» The request:
Every line below that mentions the word "this" should be copied out.

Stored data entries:
◆ ◆ ◆ ◆ ◆

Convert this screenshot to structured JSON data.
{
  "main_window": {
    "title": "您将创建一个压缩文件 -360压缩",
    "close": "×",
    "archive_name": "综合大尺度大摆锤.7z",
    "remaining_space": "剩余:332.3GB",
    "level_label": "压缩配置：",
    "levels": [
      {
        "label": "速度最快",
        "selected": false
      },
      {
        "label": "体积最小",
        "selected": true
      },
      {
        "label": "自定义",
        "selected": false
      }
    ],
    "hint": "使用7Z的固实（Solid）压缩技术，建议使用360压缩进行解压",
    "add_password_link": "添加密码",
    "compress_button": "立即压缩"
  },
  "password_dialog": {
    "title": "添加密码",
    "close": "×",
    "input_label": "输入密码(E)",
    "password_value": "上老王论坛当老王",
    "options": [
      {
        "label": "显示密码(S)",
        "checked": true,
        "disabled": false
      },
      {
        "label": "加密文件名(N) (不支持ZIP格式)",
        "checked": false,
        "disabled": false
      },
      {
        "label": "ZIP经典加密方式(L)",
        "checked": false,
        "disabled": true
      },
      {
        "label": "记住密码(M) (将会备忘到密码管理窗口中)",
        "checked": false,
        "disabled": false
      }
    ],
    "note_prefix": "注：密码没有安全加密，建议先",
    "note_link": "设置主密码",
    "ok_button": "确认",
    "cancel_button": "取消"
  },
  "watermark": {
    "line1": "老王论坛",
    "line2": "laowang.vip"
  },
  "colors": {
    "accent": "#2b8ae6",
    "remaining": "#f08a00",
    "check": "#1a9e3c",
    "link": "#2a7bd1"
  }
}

◆ ◆ ◆ ◆ ◆

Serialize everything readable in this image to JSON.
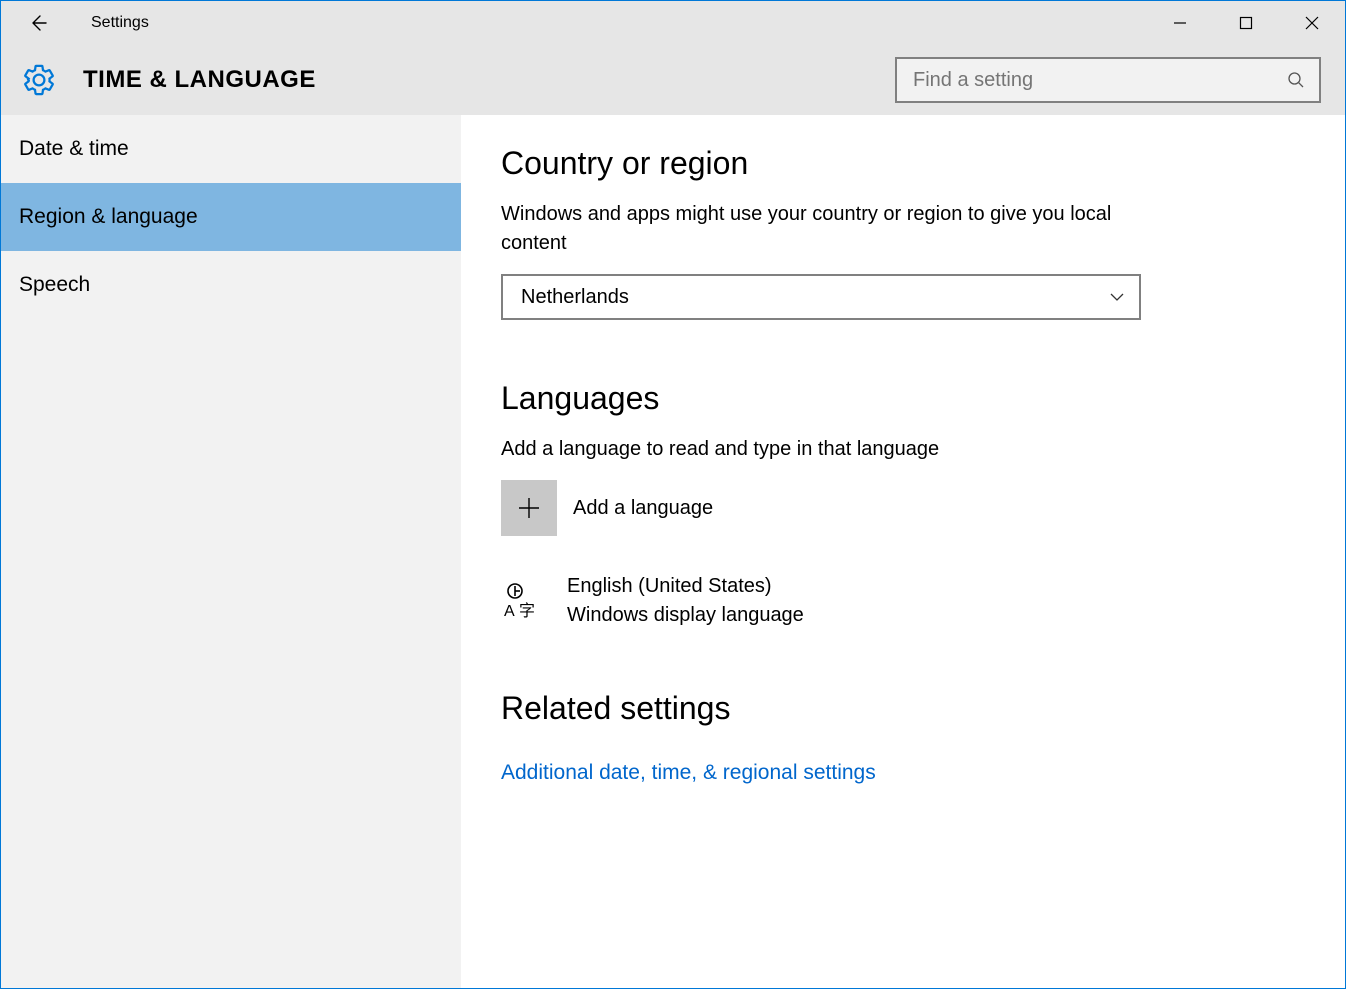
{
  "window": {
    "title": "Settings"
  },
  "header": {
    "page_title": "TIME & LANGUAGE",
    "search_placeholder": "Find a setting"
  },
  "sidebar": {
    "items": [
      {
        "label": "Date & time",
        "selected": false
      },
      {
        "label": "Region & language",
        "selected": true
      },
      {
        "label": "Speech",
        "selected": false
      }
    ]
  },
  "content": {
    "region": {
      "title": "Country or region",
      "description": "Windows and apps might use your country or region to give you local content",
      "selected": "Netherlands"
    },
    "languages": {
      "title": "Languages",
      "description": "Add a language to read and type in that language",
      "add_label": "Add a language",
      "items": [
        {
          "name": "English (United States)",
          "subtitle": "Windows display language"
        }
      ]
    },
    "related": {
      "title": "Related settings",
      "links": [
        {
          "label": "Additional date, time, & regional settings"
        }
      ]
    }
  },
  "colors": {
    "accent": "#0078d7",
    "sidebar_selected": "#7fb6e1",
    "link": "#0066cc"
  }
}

◆ ◆ ◆ ◆ ◆

» The result:
Convert this screenshot to structured JSON data.
Serialize everything readable in this image to JSON.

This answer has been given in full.